• _OBJECTIVE_
Could you reproduce every line of the items below word for word, leaving the pictures out?
▽
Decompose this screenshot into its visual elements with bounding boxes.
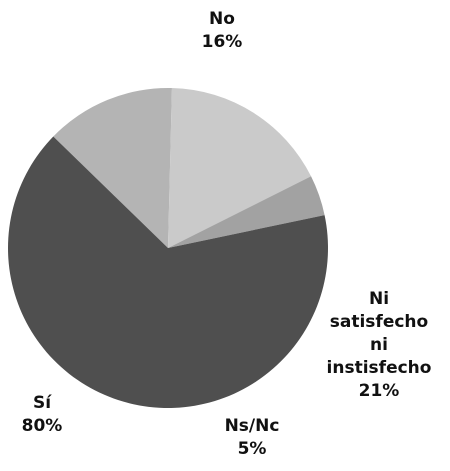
slice-label: No 16% xyxy=(172,8,272,54)
slice-label: Sí 80% xyxy=(0,392,84,438)
value-label: 5% xyxy=(237,439,267,459)
category-label: Sí xyxy=(32,393,52,413)
pie-slice xyxy=(8,136,329,408)
pie-slice xyxy=(53,88,172,248)
pie-slice xyxy=(168,176,325,248)
category-label: No xyxy=(209,9,235,29)
pie-slice xyxy=(168,88,312,248)
slice-label: Ns/Nc 5% xyxy=(212,415,292,461)
category-label: Ns/Nc xyxy=(224,416,280,436)
value-label: 21% xyxy=(358,381,400,401)
category-label: Ni satisfecho ni instisfecho xyxy=(326,289,432,378)
value-label: 80% xyxy=(21,416,63,436)
value-label: 16% xyxy=(201,32,243,52)
slice-label: Ni satisfecho ni instisfecho 21% xyxy=(320,288,438,403)
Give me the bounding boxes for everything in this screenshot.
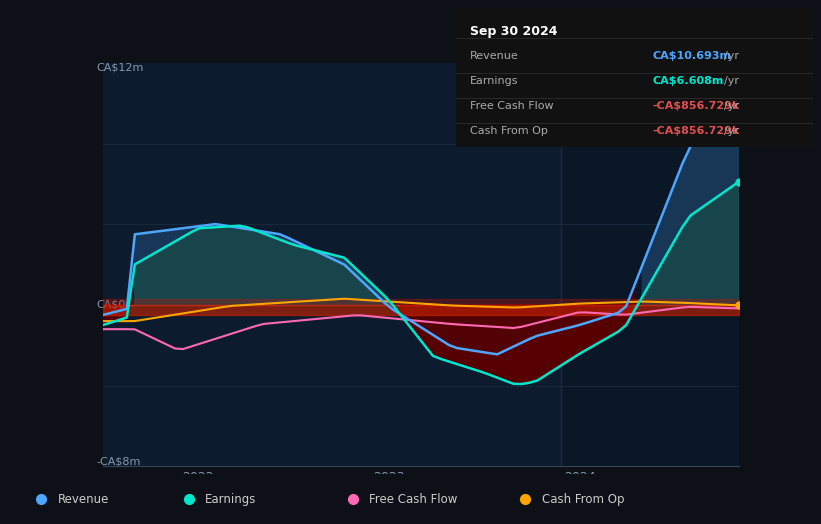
Text: -CA$856.729k: -CA$856.729k	[652, 126, 740, 136]
Text: Revenue: Revenue	[470, 51, 519, 61]
Text: CA$0: CA$0	[96, 300, 126, 310]
Text: Earnings: Earnings	[470, 77, 518, 86]
Text: Cash From Op: Cash From Op	[542, 493, 624, 506]
Text: -CA$856.729k: -CA$856.729k	[652, 102, 740, 112]
Text: Free Cash Flow: Free Cash Flow	[369, 493, 458, 506]
Text: /yr: /yr	[723, 102, 739, 112]
Text: /yr: /yr	[723, 77, 739, 86]
Text: Revenue: Revenue	[57, 493, 109, 506]
Text: /yr: /yr	[723, 126, 739, 136]
Text: Earnings: Earnings	[205, 493, 257, 506]
Bar	[561, 63, 739, 466]
Text: CA$12m: CA$12m	[96, 63, 144, 73]
Text: /yr: /yr	[723, 51, 739, 61]
Text: CA$10.693m: CA$10.693m	[652, 51, 731, 61]
Text: Sep 30 2024: Sep 30 2024	[470, 25, 557, 38]
Text: Past: Past	[706, 73, 729, 83]
Text: CA$6.608m: CA$6.608m	[652, 77, 723, 86]
Text: -CA$8m: -CA$8m	[96, 456, 140, 466]
Text: Free Cash Flow: Free Cash Flow	[470, 102, 553, 112]
Text: Cash From Op: Cash From Op	[470, 126, 548, 136]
△
• _CORRECT RESULT_
Decompose this screenshot into its visual elements with bounding boxes.
slice-label: No 16% xyxy=(172,8,272,54)
slice-label: Sí 80% xyxy=(0,392,84,438)
value-label: 5% xyxy=(237,439,267,459)
category-label: Sí xyxy=(32,393,52,413)
pie-slice xyxy=(8,136,329,408)
pie-slice xyxy=(53,88,172,248)
pie-slice xyxy=(168,176,325,248)
category-label: No xyxy=(209,9,235,29)
pie-slice xyxy=(168,88,312,248)
slice-label: Ns/Nc 5% xyxy=(212,415,292,461)
category-label: Ns/Nc xyxy=(224,416,280,436)
value-label: 21% xyxy=(358,381,400,401)
category-label: Ni satisfecho ni instisfecho xyxy=(326,289,432,378)
value-label: 80% xyxy=(21,416,63,436)
value-label: 16% xyxy=(201,32,243,52)
slice-label: Ni satisfecho ni instisfecho 21% xyxy=(320,288,438,403)
Give me the bounding boxes for everything in this screenshot.
Text: -CA$856.729k: -CA$856.729k	[652, 126, 740, 136]
Text: Revenue: Revenue	[470, 51, 519, 61]
Text: CA$0: CA$0	[96, 300, 126, 310]
Text: Earnings: Earnings	[470, 77, 518, 86]
Text: Cash From Op: Cash From Op	[542, 493, 624, 506]
Text: -CA$856.729k: -CA$856.729k	[652, 102, 740, 112]
Text: Free Cash Flow: Free Cash Flow	[369, 493, 458, 506]
Text: /yr: /yr	[723, 102, 739, 112]
Text: /yr: /yr	[723, 77, 739, 86]
Text: Revenue: Revenue	[57, 493, 109, 506]
Text: /yr: /yr	[723, 126, 739, 136]
Text: Earnings: Earnings	[205, 493, 257, 506]
Bar	[561, 63, 739, 466]
Text: CA$12m: CA$12m	[96, 63, 144, 73]
Text: /yr: /yr	[723, 51, 739, 61]
Text: CA$10.693m: CA$10.693m	[652, 51, 731, 61]
Text: Sep 30 2024: Sep 30 2024	[470, 25, 557, 38]
Text: Past: Past	[706, 73, 729, 83]
Text: CA$6.608m: CA$6.608m	[652, 77, 723, 86]
Text: -CA$8m: -CA$8m	[96, 456, 140, 466]
Text: Free Cash Flow: Free Cash Flow	[470, 102, 553, 112]
Text: Cash From Op: Cash From Op	[470, 126, 548, 136]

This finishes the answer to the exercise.